Items listed in a dataset:
-- begin --

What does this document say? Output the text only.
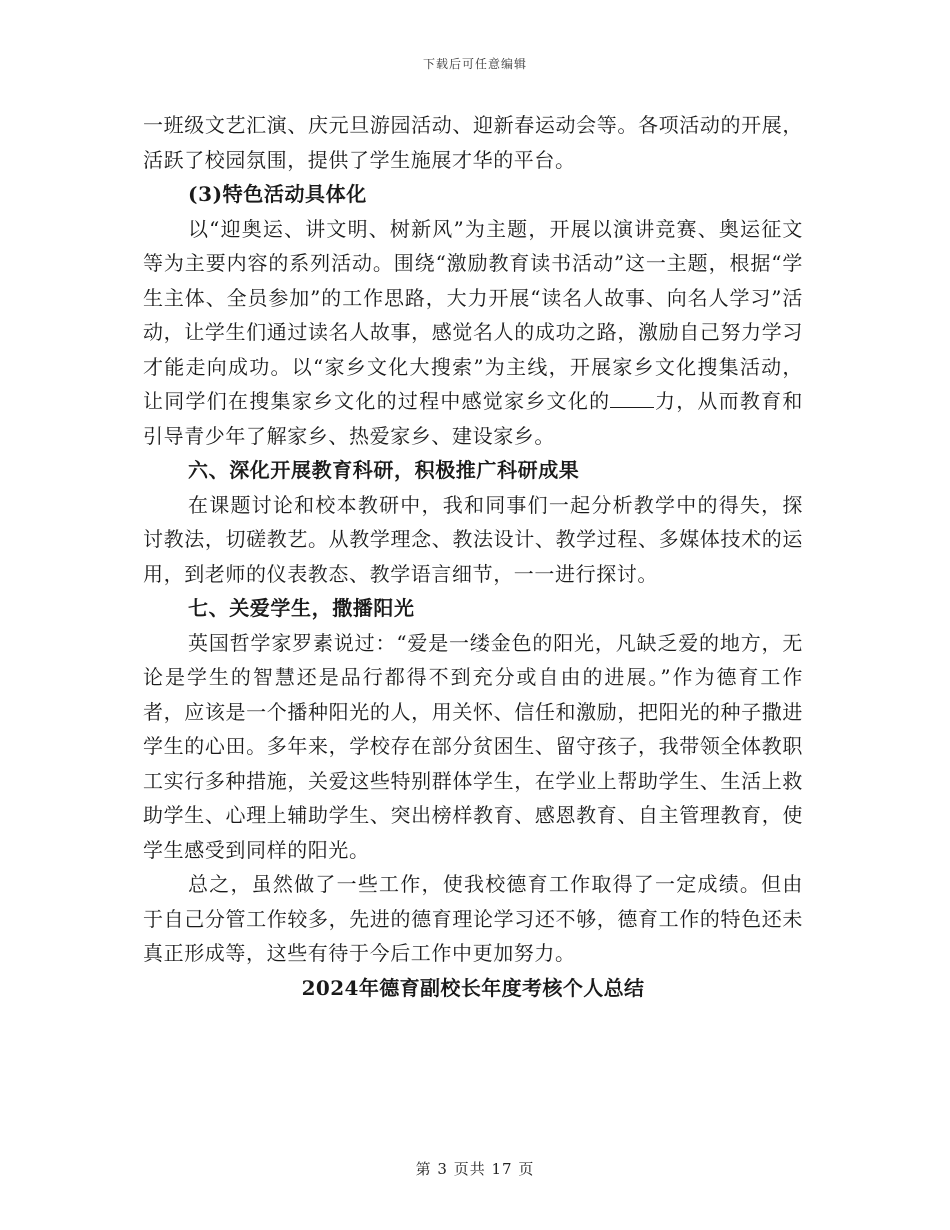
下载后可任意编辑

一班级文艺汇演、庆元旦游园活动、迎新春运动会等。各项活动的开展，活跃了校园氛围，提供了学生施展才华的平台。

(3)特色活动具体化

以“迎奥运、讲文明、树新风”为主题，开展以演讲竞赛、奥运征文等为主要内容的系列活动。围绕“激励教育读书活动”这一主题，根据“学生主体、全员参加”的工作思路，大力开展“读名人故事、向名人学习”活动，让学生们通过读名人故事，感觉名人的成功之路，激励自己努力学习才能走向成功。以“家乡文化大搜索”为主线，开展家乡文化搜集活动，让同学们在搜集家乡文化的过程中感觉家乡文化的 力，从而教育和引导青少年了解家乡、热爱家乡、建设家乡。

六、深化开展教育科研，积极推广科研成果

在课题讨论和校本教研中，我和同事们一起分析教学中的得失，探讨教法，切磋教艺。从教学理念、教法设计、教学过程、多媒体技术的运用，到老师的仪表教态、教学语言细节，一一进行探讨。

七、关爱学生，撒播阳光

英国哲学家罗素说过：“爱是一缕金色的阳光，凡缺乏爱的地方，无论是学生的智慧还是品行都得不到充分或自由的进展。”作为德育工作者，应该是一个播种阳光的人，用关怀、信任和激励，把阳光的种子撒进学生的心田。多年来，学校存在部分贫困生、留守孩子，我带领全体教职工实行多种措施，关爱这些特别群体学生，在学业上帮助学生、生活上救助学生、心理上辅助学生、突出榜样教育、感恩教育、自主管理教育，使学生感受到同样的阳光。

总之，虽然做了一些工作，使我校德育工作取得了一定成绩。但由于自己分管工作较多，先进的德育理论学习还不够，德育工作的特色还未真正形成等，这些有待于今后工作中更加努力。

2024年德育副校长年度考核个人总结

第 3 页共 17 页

-- end --
-- begin --

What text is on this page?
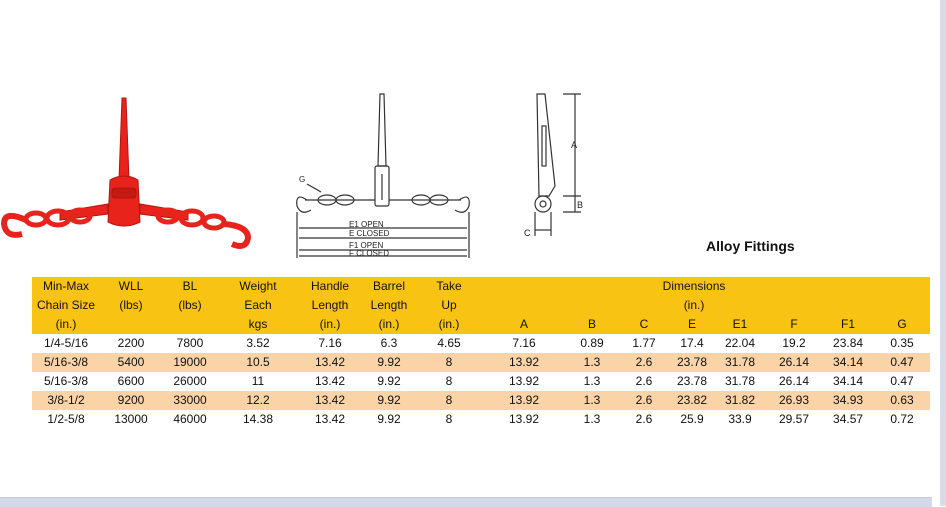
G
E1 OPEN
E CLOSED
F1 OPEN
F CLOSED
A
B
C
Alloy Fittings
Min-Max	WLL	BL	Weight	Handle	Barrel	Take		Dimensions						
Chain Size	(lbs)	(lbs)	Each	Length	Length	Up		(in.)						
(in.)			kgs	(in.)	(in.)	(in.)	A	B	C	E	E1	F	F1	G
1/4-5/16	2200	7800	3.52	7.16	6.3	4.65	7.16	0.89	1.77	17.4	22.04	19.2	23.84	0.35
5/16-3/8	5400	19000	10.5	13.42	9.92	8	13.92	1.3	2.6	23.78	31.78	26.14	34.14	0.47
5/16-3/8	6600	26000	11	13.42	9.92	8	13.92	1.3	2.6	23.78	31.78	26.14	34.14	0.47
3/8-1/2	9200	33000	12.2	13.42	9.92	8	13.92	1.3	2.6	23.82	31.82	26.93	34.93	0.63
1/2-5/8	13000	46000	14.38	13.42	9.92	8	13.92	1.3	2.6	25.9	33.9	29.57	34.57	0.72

-- end --
-- begin --

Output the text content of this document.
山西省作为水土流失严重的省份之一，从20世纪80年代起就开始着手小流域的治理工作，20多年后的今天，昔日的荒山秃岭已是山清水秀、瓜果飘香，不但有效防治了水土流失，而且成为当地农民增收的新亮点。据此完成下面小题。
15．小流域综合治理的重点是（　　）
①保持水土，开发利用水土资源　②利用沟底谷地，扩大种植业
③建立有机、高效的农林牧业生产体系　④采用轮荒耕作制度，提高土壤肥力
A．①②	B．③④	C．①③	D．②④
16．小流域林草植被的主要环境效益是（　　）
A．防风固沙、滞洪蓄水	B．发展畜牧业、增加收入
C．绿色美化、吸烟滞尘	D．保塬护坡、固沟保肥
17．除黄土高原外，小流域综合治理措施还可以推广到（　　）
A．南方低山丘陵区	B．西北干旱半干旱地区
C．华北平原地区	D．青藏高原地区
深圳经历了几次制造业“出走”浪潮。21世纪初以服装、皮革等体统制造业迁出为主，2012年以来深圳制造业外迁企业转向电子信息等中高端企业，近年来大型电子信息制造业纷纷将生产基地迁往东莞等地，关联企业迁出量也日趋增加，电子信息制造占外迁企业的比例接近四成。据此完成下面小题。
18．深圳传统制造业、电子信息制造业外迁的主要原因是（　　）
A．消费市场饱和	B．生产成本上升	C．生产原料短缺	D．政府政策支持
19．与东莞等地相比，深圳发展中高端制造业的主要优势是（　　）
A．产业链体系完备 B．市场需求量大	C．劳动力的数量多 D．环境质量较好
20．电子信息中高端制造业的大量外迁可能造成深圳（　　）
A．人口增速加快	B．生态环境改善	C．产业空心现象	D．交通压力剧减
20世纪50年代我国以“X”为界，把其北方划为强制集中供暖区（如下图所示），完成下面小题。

-- end --

Stated problem: Copy all lines from the material that contain "What".

Reply:
What does this document say? Output the text only.
What text is on this page?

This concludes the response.